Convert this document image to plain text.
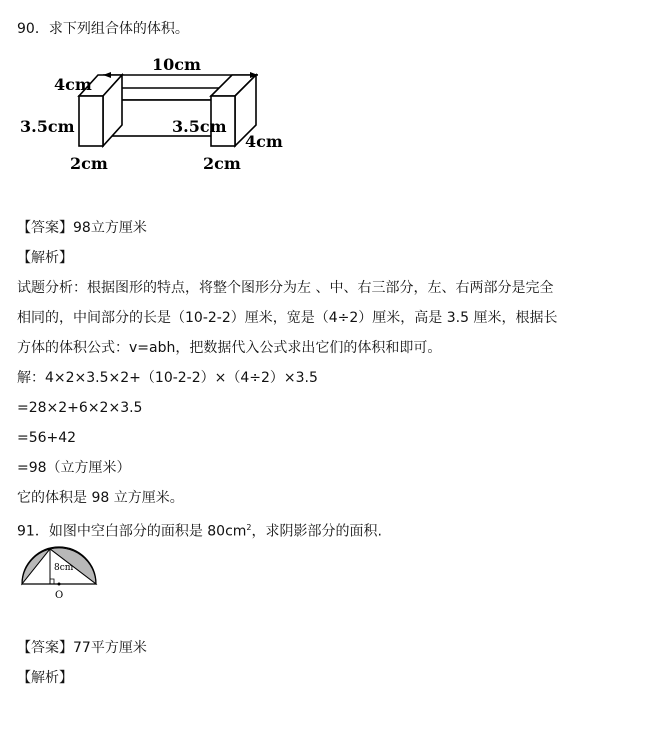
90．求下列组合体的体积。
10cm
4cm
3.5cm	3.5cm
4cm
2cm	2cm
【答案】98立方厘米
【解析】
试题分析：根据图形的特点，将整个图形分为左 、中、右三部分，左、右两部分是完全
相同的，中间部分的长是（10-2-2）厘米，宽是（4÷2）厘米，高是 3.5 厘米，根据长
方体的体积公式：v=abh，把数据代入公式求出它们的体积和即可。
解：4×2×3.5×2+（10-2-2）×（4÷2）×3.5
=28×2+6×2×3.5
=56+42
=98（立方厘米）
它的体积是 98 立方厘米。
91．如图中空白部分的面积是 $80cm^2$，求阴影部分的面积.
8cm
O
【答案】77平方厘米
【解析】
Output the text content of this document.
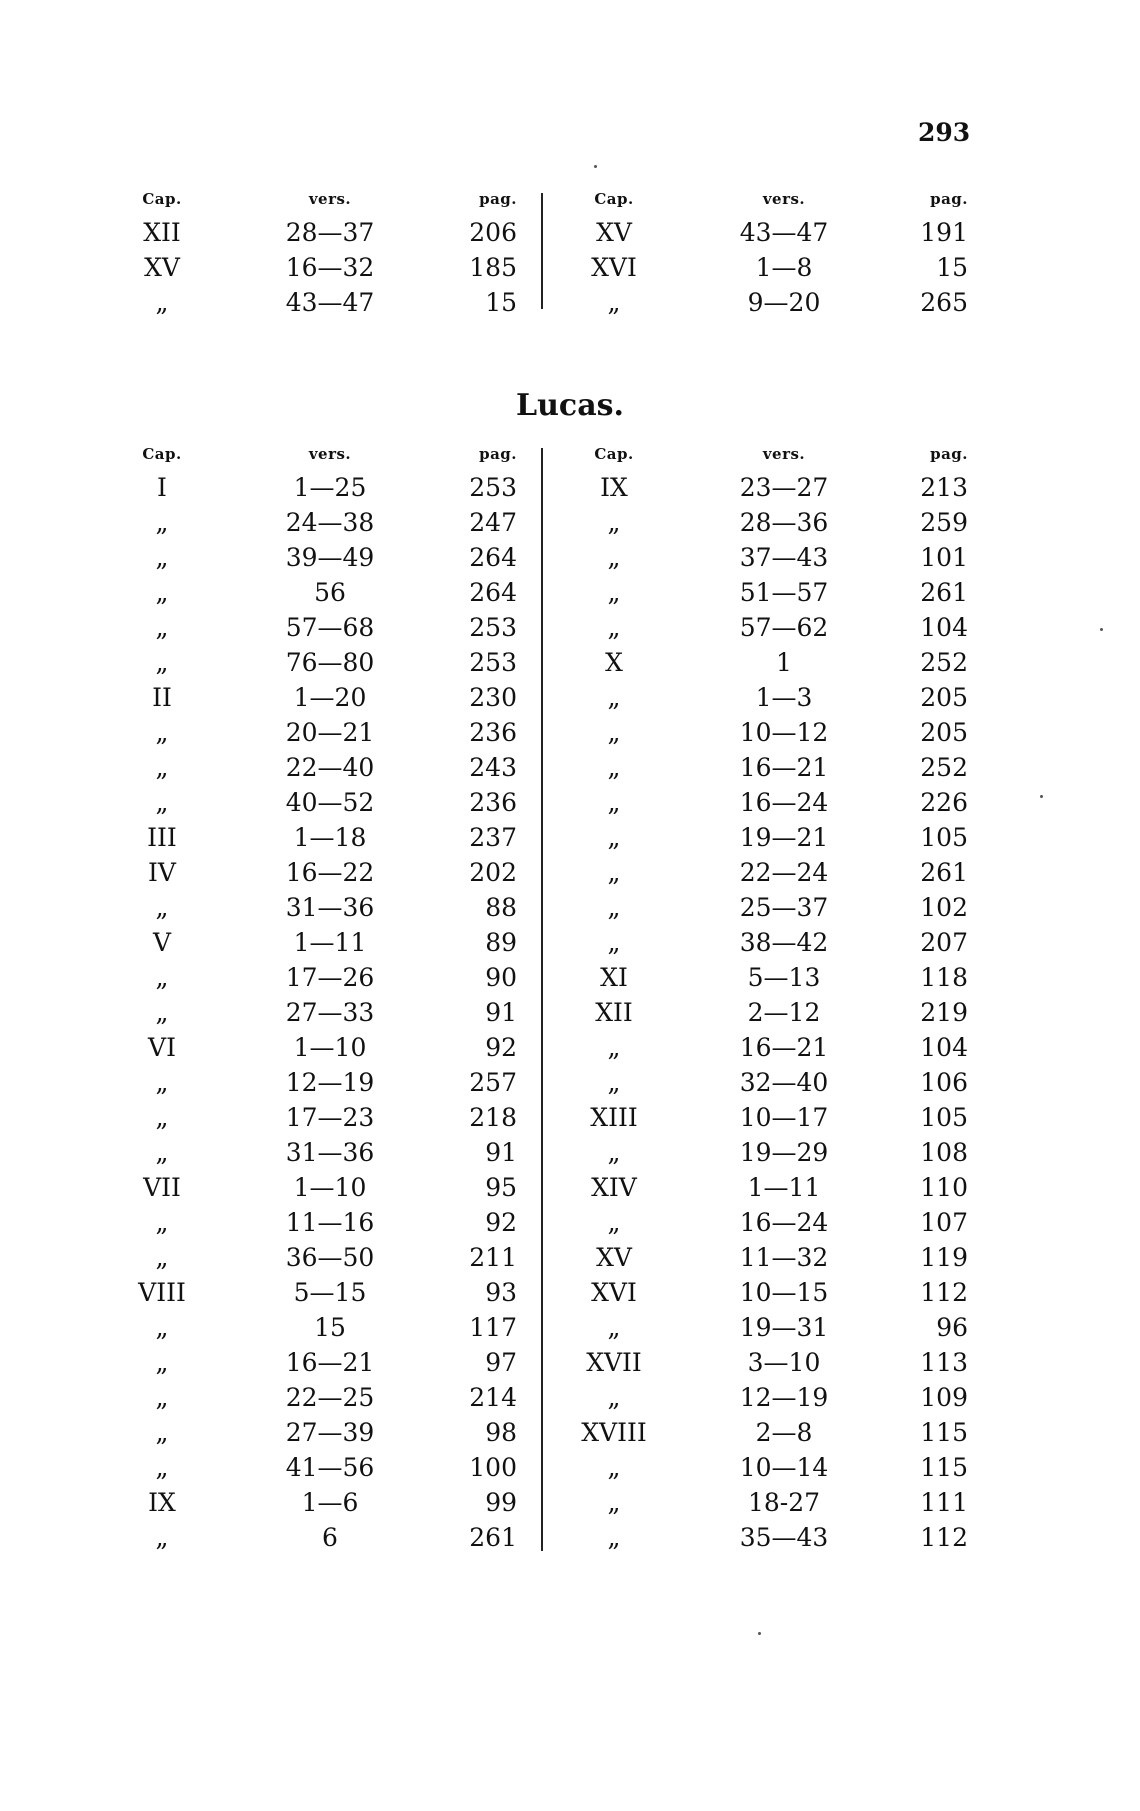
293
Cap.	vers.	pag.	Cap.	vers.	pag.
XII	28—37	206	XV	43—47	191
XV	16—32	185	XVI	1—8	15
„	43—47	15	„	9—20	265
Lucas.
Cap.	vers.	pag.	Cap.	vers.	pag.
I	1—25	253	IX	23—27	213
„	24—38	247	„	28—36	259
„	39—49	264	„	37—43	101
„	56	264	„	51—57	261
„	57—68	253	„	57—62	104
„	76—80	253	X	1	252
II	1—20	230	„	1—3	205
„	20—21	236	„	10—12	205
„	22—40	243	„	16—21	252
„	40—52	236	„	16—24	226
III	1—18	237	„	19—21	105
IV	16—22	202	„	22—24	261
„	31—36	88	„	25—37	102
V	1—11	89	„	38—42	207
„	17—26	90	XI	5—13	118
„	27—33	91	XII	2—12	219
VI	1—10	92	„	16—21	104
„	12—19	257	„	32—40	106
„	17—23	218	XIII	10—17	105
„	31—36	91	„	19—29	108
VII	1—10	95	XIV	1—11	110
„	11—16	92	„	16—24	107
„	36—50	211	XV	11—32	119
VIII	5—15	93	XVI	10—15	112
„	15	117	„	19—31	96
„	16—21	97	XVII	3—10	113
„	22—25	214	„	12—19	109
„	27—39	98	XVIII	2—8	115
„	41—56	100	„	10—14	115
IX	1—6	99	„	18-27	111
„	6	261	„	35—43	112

* PROBLEM STATEMENT
Any pictures should be dropped; transcribe the rest of the records above exactly.

* THE COMPLETED TASK
Convert this document image to plain text.
90．求下列组合体的体积。
10cm
4cm
3.5cm	3.5cm
4cm
2cm	2cm
【答案】98立方厘米
【解析】
试题分析：根据图形的特点，将整个图形分为左 、中、右三部分，左、右两部分是完全
相同的，中间部分的长是（10-2-2）厘米，宽是（4÷2）厘米，高是 3.5 厘米，根据长
方体的体积公式：v=abh，把数据代入公式求出它们的体积和即可。
解：4×2×3.5×2+（10-2-2）×（4÷2）×3.5
=28×2+6×2×3.5
=56+42
=98（立方厘米）
它的体积是 98 立方厘米。
91．如图中空白部分的面积是 $80cm^2$，求阴影部分的面积.
8cm
O
【答案】77平方厘米
【解析】
Output the text content of this document.
293
Cap.	vers.	pag.	Cap.	vers.	pag.
XII	28—37	206	XV	43—47	191
XV	16—32	185	XVI	1—8	15
„	43—47	15	„	9—20	265
Lucas.
Cap.	vers.	pag.	Cap.	vers.	pag.
I	1—25	253	IX	23—27	213
„	24—38	247	„	28—36	259
„	39—49	264	„	37—43	101
„	56	264	„	51—57	261
„	57—68	253	„	57—62	104
„	76—80	253	X	1	252
II	1—20	230	„	1—3	205
„	20—21	236	„	10—12	205
„	22—40	243	„	16—21	252
„	40—52	236	„	16—24	226
III	1—18	237	„	19—21	105
IV	16—22	202	„	22—24	261
„	31—36	88	„	25—37	102
V	1—11	89	„	38—42	207
„	17—26	90	XI	5—13	118
„	27—33	91	XII	2—12	219
VI	1—10	92	„	16—21	104
„	12—19	257	„	32—40	106
„	17—23	218	XIII	10—17	105
„	31—36	91	„	19—29	108
VII	1—10	95	XIV	1—11	110
„	11—16	92	„	16—24	107
„	36—50	211	XV	11—32	119
VIII	5—15	93	XVI	10—15	112
„	15	117	„	19—31	96
„	16—21	97	XVII	3—10	113
„	22—25	214	„	12—19	109
„	27—39	98	XVIII	2—8	115
„	41—56	100	„	10—14	115
IX	1—6	99	„	18-27	111
„	6	261	„	35—43	112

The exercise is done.